--- start of LISTED RECORDS ---

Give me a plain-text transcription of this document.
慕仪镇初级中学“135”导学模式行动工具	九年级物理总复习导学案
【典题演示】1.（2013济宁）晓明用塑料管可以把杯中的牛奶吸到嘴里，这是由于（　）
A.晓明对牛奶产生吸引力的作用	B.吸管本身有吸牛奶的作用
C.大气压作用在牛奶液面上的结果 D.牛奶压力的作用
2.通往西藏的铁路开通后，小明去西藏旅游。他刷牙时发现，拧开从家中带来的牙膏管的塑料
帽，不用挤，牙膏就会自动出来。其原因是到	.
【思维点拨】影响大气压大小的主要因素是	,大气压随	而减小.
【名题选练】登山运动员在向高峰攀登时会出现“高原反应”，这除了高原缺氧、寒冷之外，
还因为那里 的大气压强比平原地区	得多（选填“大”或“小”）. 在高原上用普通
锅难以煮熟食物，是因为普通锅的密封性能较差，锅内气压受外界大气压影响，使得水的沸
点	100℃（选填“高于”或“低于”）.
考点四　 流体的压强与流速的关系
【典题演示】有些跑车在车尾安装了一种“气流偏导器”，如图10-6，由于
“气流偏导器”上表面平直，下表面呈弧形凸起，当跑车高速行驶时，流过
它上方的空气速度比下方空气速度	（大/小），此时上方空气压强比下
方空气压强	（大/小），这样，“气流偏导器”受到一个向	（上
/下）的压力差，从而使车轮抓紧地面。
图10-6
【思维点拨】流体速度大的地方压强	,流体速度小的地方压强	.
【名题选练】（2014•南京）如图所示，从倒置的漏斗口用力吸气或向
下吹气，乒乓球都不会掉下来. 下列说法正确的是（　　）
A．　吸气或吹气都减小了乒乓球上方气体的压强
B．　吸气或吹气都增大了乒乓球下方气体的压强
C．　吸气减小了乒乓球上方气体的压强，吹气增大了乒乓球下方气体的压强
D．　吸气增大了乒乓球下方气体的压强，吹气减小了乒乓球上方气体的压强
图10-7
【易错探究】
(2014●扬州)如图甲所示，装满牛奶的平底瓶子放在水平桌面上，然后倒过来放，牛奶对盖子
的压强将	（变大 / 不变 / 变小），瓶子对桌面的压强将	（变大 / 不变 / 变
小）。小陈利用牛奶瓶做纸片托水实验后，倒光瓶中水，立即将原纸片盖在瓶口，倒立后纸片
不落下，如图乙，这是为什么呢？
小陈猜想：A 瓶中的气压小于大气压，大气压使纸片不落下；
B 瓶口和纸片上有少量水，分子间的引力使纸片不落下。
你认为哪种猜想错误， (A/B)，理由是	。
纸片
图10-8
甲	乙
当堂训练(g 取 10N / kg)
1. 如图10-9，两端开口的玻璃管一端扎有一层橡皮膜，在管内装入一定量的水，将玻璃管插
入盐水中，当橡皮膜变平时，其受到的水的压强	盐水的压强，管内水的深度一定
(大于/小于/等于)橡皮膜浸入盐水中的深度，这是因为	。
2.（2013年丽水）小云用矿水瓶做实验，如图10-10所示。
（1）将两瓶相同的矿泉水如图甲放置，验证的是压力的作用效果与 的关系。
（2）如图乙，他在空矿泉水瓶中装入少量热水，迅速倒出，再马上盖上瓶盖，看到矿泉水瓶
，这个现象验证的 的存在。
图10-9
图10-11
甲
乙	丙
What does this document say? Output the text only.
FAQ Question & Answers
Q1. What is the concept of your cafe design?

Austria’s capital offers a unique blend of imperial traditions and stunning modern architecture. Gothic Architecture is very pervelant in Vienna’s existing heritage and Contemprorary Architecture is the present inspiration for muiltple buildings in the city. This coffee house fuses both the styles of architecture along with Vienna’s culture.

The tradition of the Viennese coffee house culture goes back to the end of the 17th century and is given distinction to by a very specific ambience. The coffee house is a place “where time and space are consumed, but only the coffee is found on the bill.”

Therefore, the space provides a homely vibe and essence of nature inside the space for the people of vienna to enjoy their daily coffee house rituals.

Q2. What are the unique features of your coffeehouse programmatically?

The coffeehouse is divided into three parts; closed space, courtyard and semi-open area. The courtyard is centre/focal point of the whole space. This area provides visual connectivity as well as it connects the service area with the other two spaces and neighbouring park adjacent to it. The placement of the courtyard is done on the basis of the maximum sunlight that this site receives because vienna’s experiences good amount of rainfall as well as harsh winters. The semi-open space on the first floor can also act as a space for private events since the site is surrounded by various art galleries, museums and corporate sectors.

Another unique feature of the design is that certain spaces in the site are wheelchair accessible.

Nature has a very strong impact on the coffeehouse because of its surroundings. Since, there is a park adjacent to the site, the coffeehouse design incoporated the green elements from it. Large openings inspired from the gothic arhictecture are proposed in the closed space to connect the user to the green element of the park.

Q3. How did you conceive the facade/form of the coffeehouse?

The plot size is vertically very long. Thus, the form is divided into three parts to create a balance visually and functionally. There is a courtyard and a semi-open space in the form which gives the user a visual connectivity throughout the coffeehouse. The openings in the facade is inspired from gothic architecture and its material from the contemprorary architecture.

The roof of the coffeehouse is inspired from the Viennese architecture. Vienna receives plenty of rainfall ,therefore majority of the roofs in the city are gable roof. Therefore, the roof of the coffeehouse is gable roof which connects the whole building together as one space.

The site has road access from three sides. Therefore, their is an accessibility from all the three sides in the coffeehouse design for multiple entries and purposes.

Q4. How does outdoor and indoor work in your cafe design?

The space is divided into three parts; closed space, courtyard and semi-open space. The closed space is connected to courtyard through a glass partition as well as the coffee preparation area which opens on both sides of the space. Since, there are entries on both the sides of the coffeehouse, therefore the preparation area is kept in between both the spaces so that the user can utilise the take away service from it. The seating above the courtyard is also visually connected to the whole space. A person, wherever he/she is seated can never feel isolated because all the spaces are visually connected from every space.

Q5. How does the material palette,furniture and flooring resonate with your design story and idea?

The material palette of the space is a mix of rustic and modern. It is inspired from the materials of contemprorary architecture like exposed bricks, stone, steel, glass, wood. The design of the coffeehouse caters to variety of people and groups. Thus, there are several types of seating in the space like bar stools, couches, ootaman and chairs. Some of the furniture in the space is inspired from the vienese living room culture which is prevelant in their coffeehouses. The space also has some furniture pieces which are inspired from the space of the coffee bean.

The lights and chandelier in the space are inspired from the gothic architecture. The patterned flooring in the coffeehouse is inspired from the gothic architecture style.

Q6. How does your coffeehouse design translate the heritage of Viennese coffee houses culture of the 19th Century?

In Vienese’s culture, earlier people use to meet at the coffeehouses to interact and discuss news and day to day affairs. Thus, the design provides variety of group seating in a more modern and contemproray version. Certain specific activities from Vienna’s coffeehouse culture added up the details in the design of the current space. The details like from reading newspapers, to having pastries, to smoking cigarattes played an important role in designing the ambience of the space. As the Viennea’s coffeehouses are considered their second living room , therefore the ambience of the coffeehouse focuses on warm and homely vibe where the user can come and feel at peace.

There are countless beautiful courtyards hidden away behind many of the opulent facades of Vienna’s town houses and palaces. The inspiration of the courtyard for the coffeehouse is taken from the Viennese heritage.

--- end of LISTED RECORDS ---

Repeat the data above, word for word.

Give me a plain-text transcription of this document.
慕仪镇初级中学“135”导学模式行动工具	九年级物理总复习导学案
【典题演示】1.（2013济宁）晓明用塑料管可以把杯中的牛奶吸到嘴里，这是由于（　）
A.晓明对牛奶产生吸引力的作用	B.吸管本身有吸牛奶的作用
C.大气压作用在牛奶液面上的结果 D.牛奶压力的作用
2.通往西藏的铁路开通后，小明去西藏旅游。他刷牙时发现，拧开从家中带来的牙膏管的塑料
帽，不用挤，牙膏就会自动出来。其原因是到	.
【思维点拨】影响大气压大小的主要因素是	,大气压随	而减小.
【名题选练】登山运动员在向高峰攀登时会出现“高原反应”，这除了高原缺氧、寒冷之外，
还因为那里 的大气压强比平原地区	得多（选填“大”或“小”）. 在高原上用普通
锅难以煮熟食物，是因为普通锅的密封性能较差，锅内气压受外界大气压影响，使得水的沸
点	100℃（选填“高于”或“低于”）.
考点四　 流体的压强与流速的关系
【典题演示】有些跑车在车尾安装了一种“气流偏导器”，如图10-6，由于
“气流偏导器”上表面平直，下表面呈弧形凸起，当跑车高速行驶时，流过
它上方的空气速度比下方空气速度	（大/小），此时上方空气压强比下
方空气压强	（大/小），这样，“气流偏导器”受到一个向	（上
/下）的压力差，从而使车轮抓紧地面。
图10-6
【思维点拨】流体速度大的地方压强	,流体速度小的地方压强	.
【名题选练】（2014•南京）如图所示，从倒置的漏斗口用力吸气或向
下吹气，乒乓球都不会掉下来. 下列说法正确的是（　　）
A．　吸气或吹气都减小了乒乓球上方气体的压强
B．　吸气或吹气都增大了乒乓球下方气体的压强
C．　吸气减小了乒乓球上方气体的压强，吹气增大了乒乓球下方气体的压强
D．　吸气增大了乒乓球下方气体的压强，吹气减小了乒乓球上方气体的压强
图10-7
【易错探究】
(2014●扬州)如图甲所示，装满牛奶的平底瓶子放在水平桌面上，然后倒过来放，牛奶对盖子
的压强将	（变大 / 不变 / 变小），瓶子对桌面的压强将	（变大 / 不变 / 变
小）。小陈利用牛奶瓶做纸片托水实验后，倒光瓶中水，立即将原纸片盖在瓶口，倒立后纸片
不落下，如图乙，这是为什么呢？
小陈猜想：A 瓶中的气压小于大气压，大气压使纸片不落下；
B 瓶口和纸片上有少量水，分子间的引力使纸片不落下。
你认为哪种猜想错误， (A/B)，理由是	。
纸片
图10-8
甲	乙
当堂训练(g 取 10N / kg)
1. 如图10-9，两端开口的玻璃管一端扎有一层橡皮膜，在管内装入一定量的水，将玻璃管插
入盐水中，当橡皮膜变平时，其受到的水的压强	盐水的压强，管内水的深度一定
(大于/小于/等于)橡皮膜浸入盐水中的深度，这是因为	。
2.（2013年丽水）小云用矿水瓶做实验，如图10-10所示。
（1）将两瓶相同的矿泉水如图甲放置，验证的是压力的作用效果与 的关系。
（2）如图乙，他在空矿泉水瓶中装入少量热水，迅速倒出，再马上盖上瓶盖，看到矿泉水瓶
，这个现象验证的 的存在。
图10-9
图10-11
甲
乙	丙
What does this document say? Output the text only.
FAQ Question & Answers
Q1. What is the concept of your cafe design?

Austria’s capital offers a unique blend of imperial traditions and stunning modern architecture. Gothic Architecture is very pervelant in Vienna’s existing heritage and Contemprorary Architecture is the present inspiration for muiltple buildings in the city. This coffee house fuses both the styles of architecture along with Vienna’s culture.

The tradition of the Viennese coffee house culture goes back to the end of the 17th century and is given distinction to by a very specific ambience. The coffee house is a place “where time and space are consumed, but only the coffee is found on the bill.”

Therefore, the space provides a homely vibe and essence of nature inside the space for the people of vienna to enjoy their daily coffee house rituals.

Q2. What are the unique features of your coffeehouse programmatically?

The coffeehouse is divided into three parts; closed space, courtyard and semi-open area. The courtyard is centre/focal point of the whole space. This area provides visual connectivity as well as it connects the service area with the other two spaces and neighbouring park adjacent to it. The placement of the courtyard is done on the basis of the maximum sunlight that this site receives because vienna’s experiences good amount of rainfall as well as harsh winters. The semi-open space on the first floor can also act as a space for private events since the site is surrounded by various art galleries, museums and corporate sectors.

Another unique feature of the design is that certain spaces in the site are wheelchair accessible.

Nature has a very strong impact on the coffeehouse because of its surroundings. Since, there is a park adjacent to the site, the coffeehouse design incoporated the green elements from it. Large openings inspired from the gothic arhictecture are proposed in the closed space to connect the user to the green element of the park.

Q3. How did you conceive the facade/form of the coffeehouse?

The plot size is vertically very long. Thus, the form is divided into three parts to create a balance visually and functionally. There is a courtyard and a semi-open space in the form which gives the user a visual connectivity throughout the coffeehouse. The openings in the facade is inspired from gothic architecture and its material from the contemprorary architecture.

The roof of the coffeehouse is inspired from the Viennese architecture. Vienna receives plenty of rainfall ,therefore majority of the roofs in the city are gable roof. Therefore, the roof of the coffeehouse is gable roof which connects the whole building together as one space.

The site has road access from three sides. Therefore, their is an accessibility from all the three sides in the coffeehouse design for multiple entries and purposes.

Q4. How does outdoor and indoor work in your cafe design?

The space is divided into three parts; closed space, courtyard and semi-open space. The closed space is connected to courtyard through a glass partition as well as the coffee preparation area which opens on both sides of the space. Since, there are entries on both the sides of the coffeehouse, therefore the preparation area is kept in between both the spaces so that the user can utilise the take away service from it. The seating above the courtyard is also visually connected to the whole space. A person, wherever he/she is seated can never feel isolated because all the spaces are visually connected from every space.

Q5. How does the material palette,furniture and flooring resonate with your design story and idea?

The material palette of the space is a mix of rustic and modern. It is inspired from the materials of contemprorary architecture like exposed bricks, stone, steel, glass, wood. The design of the coffeehouse caters to variety of people and groups. Thus, there are several types of seating in the space like bar stools, couches, ootaman and chairs. Some of the furniture in the space is inspired from the vienese living room culture which is prevelant in their coffeehouses. The space also has some furniture pieces which are inspired from the space of the coffee bean.

The lights and chandelier in the space are inspired from the gothic architecture. The patterned flooring in the coffeehouse is inspired from the gothic architecture style.

Q6. How does your coffeehouse design translate the heritage of Viennese coffee houses culture of the 19th Century?

In Vienese’s culture, earlier people use to meet at the coffeehouses to interact and discuss news and day to day affairs. Thus, the design provides variety of group seating in a more modern and contemproray version. Certain specific activities from Vienna’s coffeehouse culture added up the details in the design of the current space. The details like from reading newspapers, to having pastries, to smoking cigarattes played an important role in designing the ambience of the space. As the Viennea’s coffeehouses are considered their second living room , therefore the ambience of the coffeehouse focuses on warm and homely vibe where the user can come and feel at peace.

There are countless beautiful courtyards hidden away behind many of the opulent facades of Vienna’s town houses and palaces. The inspiration of the courtyard for the coffeehouse is taken from the Viennese heritage.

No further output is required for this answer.